[begin Excerpted data]

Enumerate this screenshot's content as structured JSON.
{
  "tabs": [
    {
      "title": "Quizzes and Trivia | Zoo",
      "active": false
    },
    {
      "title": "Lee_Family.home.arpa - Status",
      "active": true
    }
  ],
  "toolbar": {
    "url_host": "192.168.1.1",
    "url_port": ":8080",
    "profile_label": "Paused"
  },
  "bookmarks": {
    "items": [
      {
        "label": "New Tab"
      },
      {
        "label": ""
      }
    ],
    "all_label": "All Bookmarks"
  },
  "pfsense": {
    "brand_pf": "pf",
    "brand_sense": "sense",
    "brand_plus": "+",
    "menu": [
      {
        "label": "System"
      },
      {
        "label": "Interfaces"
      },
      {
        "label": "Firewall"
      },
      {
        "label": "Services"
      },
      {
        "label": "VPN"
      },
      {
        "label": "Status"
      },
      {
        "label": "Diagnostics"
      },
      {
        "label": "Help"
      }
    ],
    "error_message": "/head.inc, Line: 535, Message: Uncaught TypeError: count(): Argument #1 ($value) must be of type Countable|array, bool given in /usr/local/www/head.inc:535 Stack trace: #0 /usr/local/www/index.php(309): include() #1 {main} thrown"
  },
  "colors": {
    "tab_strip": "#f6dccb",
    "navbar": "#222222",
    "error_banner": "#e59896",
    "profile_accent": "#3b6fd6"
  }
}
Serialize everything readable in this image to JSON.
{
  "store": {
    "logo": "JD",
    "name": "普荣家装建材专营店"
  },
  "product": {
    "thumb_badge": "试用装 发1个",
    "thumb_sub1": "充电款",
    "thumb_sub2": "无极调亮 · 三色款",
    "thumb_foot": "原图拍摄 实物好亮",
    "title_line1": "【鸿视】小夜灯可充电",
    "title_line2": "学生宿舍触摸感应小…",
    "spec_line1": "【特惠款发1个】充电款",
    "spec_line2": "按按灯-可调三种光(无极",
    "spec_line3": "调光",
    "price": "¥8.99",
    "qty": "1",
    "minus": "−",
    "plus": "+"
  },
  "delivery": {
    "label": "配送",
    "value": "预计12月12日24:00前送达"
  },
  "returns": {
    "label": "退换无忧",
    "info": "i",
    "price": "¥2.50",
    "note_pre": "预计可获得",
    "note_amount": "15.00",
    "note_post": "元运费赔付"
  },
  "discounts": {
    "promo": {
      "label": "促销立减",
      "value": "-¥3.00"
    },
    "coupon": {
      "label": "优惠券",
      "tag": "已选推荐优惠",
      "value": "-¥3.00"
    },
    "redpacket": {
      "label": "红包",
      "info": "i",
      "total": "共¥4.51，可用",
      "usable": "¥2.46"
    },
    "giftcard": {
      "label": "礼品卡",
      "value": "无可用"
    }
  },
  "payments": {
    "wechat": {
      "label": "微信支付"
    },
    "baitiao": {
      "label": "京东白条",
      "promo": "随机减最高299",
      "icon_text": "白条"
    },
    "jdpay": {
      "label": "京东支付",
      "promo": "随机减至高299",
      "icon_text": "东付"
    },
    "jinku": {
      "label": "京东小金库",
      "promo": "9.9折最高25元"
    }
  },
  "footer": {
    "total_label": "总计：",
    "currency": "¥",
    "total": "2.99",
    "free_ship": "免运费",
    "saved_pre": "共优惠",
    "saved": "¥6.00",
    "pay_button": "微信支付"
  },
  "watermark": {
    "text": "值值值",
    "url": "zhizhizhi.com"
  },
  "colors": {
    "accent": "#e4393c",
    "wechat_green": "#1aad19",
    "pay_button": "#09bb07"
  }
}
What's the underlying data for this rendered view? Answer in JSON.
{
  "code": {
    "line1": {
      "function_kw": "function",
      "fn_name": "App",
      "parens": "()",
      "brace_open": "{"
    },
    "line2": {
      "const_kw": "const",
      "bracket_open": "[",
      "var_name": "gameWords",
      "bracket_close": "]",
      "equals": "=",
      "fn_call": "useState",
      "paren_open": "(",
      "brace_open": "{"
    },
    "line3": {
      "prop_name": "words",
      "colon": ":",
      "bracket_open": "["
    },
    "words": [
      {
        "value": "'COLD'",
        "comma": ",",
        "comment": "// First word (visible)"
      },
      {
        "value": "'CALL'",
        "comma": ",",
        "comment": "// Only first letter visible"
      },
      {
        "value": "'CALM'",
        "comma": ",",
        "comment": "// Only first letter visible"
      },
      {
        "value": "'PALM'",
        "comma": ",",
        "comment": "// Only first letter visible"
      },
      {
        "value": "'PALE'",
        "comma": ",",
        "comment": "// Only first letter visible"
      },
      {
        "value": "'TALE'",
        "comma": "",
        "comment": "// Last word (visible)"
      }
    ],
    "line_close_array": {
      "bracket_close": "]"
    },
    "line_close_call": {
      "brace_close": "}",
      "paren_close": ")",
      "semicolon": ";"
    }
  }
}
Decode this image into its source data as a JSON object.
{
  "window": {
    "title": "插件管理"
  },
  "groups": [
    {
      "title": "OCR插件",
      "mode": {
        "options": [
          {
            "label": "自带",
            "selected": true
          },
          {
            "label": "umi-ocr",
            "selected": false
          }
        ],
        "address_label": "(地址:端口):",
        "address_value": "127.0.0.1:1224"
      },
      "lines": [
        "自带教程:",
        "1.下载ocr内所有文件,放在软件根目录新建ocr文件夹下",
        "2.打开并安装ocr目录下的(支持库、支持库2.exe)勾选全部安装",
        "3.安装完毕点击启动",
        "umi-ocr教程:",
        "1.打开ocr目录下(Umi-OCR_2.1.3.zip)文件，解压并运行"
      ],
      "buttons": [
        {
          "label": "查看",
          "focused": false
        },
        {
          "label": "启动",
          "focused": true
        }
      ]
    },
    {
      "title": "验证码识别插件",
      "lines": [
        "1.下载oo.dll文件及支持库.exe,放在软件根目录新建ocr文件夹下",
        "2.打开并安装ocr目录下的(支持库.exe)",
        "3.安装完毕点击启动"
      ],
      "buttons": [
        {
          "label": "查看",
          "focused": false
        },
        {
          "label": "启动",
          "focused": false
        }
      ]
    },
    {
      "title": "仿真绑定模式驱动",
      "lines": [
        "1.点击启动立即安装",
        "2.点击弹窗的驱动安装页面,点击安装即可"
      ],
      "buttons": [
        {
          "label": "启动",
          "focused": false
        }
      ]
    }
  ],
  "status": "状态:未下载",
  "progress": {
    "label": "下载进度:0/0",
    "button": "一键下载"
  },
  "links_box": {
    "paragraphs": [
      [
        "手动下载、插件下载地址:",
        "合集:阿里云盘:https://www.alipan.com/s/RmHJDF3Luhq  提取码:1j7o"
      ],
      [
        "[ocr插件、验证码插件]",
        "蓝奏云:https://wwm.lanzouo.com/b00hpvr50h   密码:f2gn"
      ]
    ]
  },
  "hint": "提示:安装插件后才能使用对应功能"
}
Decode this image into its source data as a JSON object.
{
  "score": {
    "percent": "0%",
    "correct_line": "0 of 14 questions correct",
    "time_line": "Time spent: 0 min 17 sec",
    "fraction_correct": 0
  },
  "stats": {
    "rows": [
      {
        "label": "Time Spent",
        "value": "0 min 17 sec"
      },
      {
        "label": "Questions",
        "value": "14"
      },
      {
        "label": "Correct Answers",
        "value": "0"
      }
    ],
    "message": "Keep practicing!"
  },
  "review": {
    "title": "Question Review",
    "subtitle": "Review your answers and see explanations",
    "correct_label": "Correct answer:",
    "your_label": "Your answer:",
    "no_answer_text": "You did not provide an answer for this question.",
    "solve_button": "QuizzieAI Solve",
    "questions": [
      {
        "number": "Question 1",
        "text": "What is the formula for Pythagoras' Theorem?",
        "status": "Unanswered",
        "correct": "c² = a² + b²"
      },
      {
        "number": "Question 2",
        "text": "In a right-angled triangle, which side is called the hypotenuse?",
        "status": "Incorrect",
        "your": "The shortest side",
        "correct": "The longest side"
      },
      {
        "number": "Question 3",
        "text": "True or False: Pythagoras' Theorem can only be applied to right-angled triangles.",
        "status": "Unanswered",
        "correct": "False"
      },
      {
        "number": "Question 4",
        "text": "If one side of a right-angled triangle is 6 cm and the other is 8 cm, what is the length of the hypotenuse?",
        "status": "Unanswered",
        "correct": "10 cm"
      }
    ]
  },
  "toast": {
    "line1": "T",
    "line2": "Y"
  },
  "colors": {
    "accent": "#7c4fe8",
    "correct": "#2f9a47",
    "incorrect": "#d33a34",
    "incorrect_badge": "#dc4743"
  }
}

[end Excerpted data]

→ **Work to do**:
Locate all lines that include the word "Time" and copy them out.

→ **Worked answer**:
    "time_line": "Time spent: 0 min 17 sec",
        "label": "Time Spent",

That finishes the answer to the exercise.